Each record below is to be copied word for word, with pictures removed.

Given records =
• • • • •

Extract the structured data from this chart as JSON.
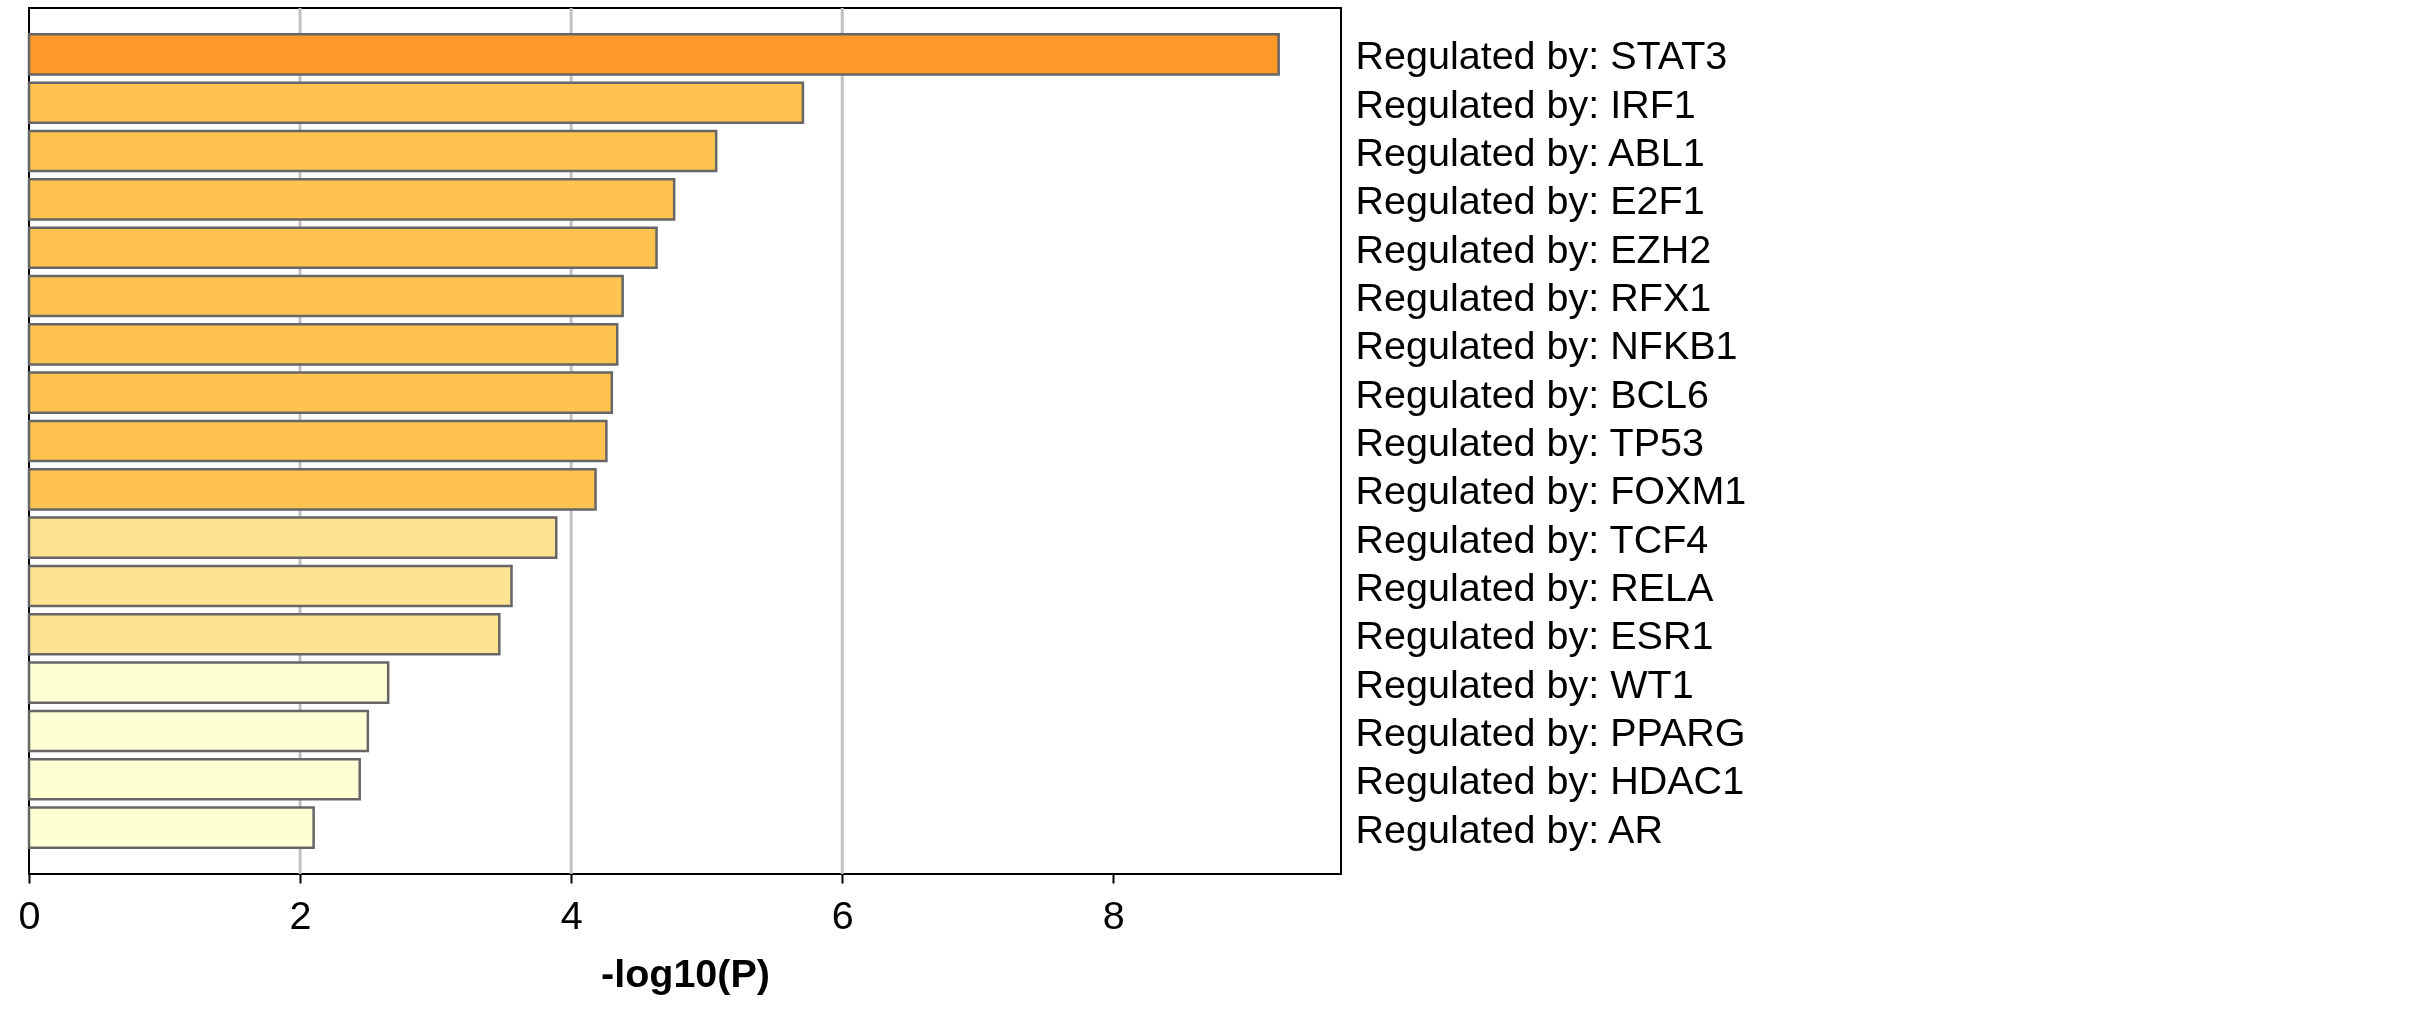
{
  "chart_data": {
    "type": "bar",
    "orientation": "horizontal",
    "categories": [
      "Regulated by: STAT3",
      "Regulated by: IRF1",
      "Regulated by: ABL1",
      "Regulated by: E2F1",
      "Regulated by: EZH2",
      "Regulated by: RFX1",
      "Regulated by: NFKB1",
      "Regulated by: BCL6",
      "Regulated by: TP53",
      "Regulated by: FOXM1",
      "Regulated by: TCF4",
      "Regulated by: RELA",
      "Regulated by: ESR1",
      "Regulated by: WT1",
      "Regulated by: PPARG",
      "Regulated by: HDAC1",
      "Regulated by: AR"
    ],
    "values": [
      9.22,
      5.71,
      5.07,
      4.76,
      4.63,
      4.38,
      4.34,
      4.3,
      4.26,
      4.18,
      3.89,
      3.56,
      3.47,
      2.65,
      2.5,
      2.44,
      2.1
    ],
    "colors": [
      "#fe9929",
      "#fec44f",
      "#fec44f",
      "#fec44f",
      "#fec44f",
      "#fec44f",
      "#fec44f",
      "#fec44f",
      "#fec44f",
      "#fec44f",
      "#fee391",
      "#fee391",
      "#fee391",
      "#ffffd4",
      "#ffffd4",
      "#ffffd4",
      "#ffffd4"
    ],
    "xlabel": "-log10(P)",
    "xlim": [
      0,
      9.68
    ],
    "xticks": [
      0,
      2,
      4,
      6,
      8
    ],
    "ref_lines": [
      {
        "axis": "x",
        "value": 2,
        "color": "#c0c0c0"
      },
      {
        "axis": "x",
        "value": 4,
        "color": "#c0c0c0"
      },
      {
        "axis": "x",
        "value": 6,
        "color": "#c0c0c0"
      }
    ]
  }
}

• • • • •

Expected answer =
Extract the structured data from this chart as JSON.
{
  "chart_data": {
    "type": "bar",
    "orientation": "horizontal",
    "categories": [
      "Regulated by: STAT3",
      "Regulated by: IRF1",
      "Regulated by: ABL1",
      "Regulated by: E2F1",
      "Regulated by: EZH2",
      "Regulated by: RFX1",
      "Regulated by: NFKB1",
      "Regulated by: BCL6",
      "Regulated by: TP53",
      "Regulated by: FOXM1",
      "Regulated by: TCF4",
      "Regulated by: RELA",
      "Regulated by: ESR1",
      "Regulated by: WT1",
      "Regulated by: PPARG",
      "Regulated by: HDAC1",
      "Regulated by: AR"
    ],
    "values": [
      9.22,
      5.71,
      5.07,
      4.76,
      4.63,
      4.38,
      4.34,
      4.3,
      4.26,
      4.18,
      3.89,
      3.56,
      3.47,
      2.65,
      2.5,
      2.44,
      2.1
    ],
    "colors": [
      "#fe9929",
      "#fec44f",
      "#fec44f",
      "#fec44f",
      "#fec44f",
      "#fec44f",
      "#fec44f",
      "#fec44f",
      "#fec44f",
      "#fec44f",
      "#fee391",
      "#fee391",
      "#fee391",
      "#ffffd4",
      "#ffffd4",
      "#ffffd4",
      "#ffffd4"
    ],
    "xlabel": "-log10(P)",
    "xlim": [
      0,
      9.68
    ],
    "xticks": [
      0,
      2,
      4,
      6,
      8
    ],
    "ref_lines": [
      {
        "axis": "x",
        "value": 2,
        "color": "#c0c0c0"
      },
      {
        "axis": "x",
        "value": 4,
        "color": "#c0c0c0"
      },
      {
        "axis": "x",
        "value": 6,
        "color": "#c0c0c0"
      }
    ]
  }
}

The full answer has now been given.